TASK STATEMENT :: Translate this sentence from the abstract on part-based human detection into Spanish: "First, to address the view variance, parts are extracted from three views: frontal-rear, left profile, and right profile."

14 May 2015 View-invariant, partially occluded human detection in still images using part bases and random forest
Byoung Chul Ko, Jung Eun Son, Jae-Yeal Nam
Author Affiliations +
Abstract
This paper presents a part-based human detection method that is invariant to variations in the view of the human and partial occlusion by other objects. First, to address the view variance, parts are extracted from three views: frontal-rear, left profile, and right profile. Then a random set of rectangular parts are extracted from the upper, middle, and lower body as the distribution of Gaussian. Second, an individual part classifier is constructed using random forests across all parts extracted from the three views. From the part locations of each view, part vectors (PVs) are generated and part bases (PB) are also formalized by clustering PVs with their weights of each PB. For testing, a PV for the frontal-rear view is estimated using trained part detectors and is then applied to the trained PB for each view class. Then the distance is computed between the PB and PVs. After applying the same process to the other two views, the final human and its view having the minimum score are selected. The proposed method is applied to pedestrian datasets and its detection precision is, on average, 0.14 higher than related methods, while achieving a faster or comparable processing time with an average of 1.85 s per image.

COLLECTED MATERIAL ::
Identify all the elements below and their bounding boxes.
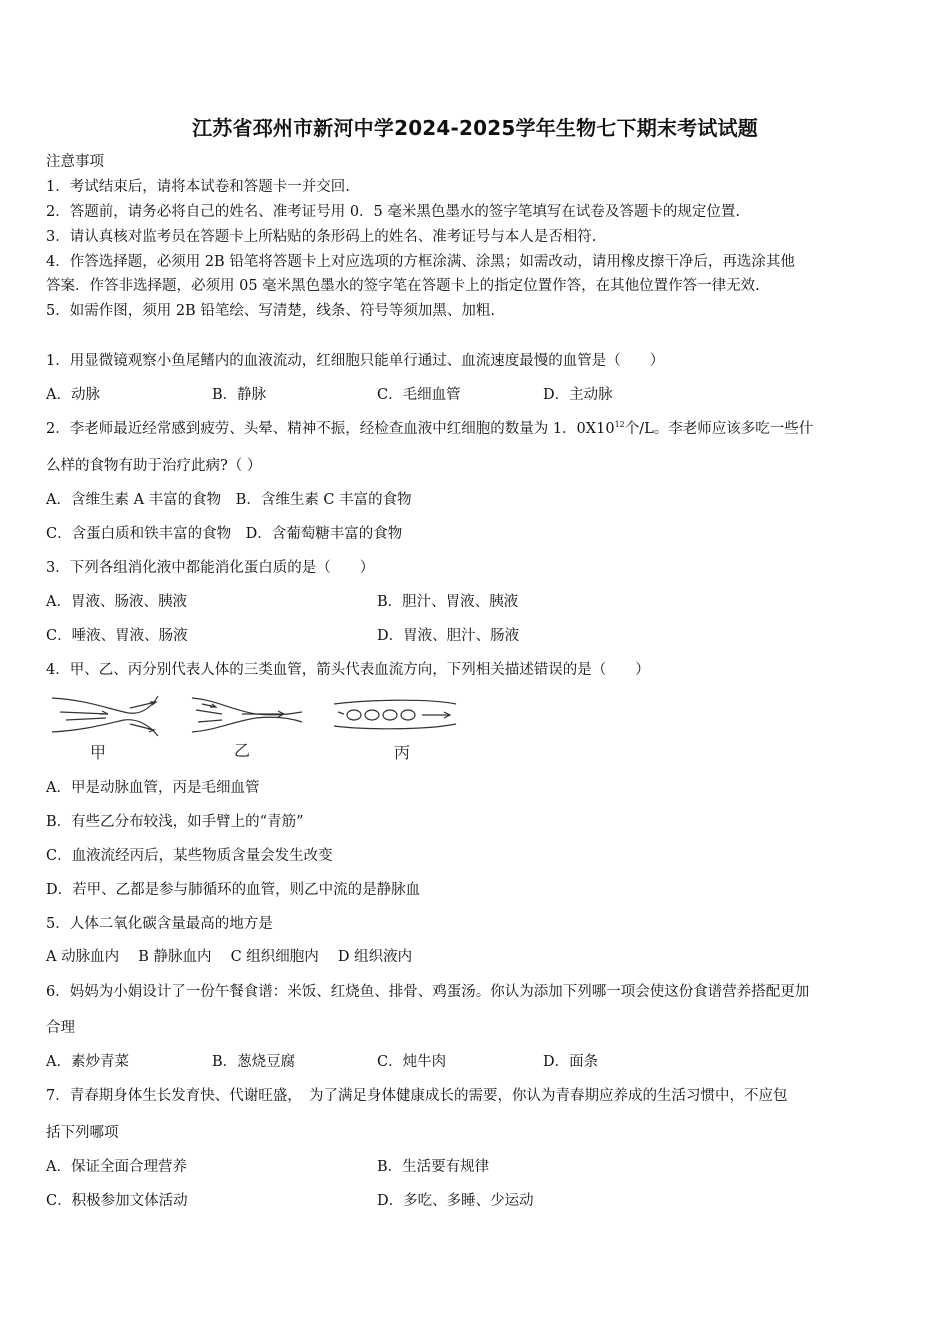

OUTPUT :: Primero, para abordar la variación de vista, se extraen partes de tres vistas: frontal-posterior, perfil izquierdo y perfil derecho.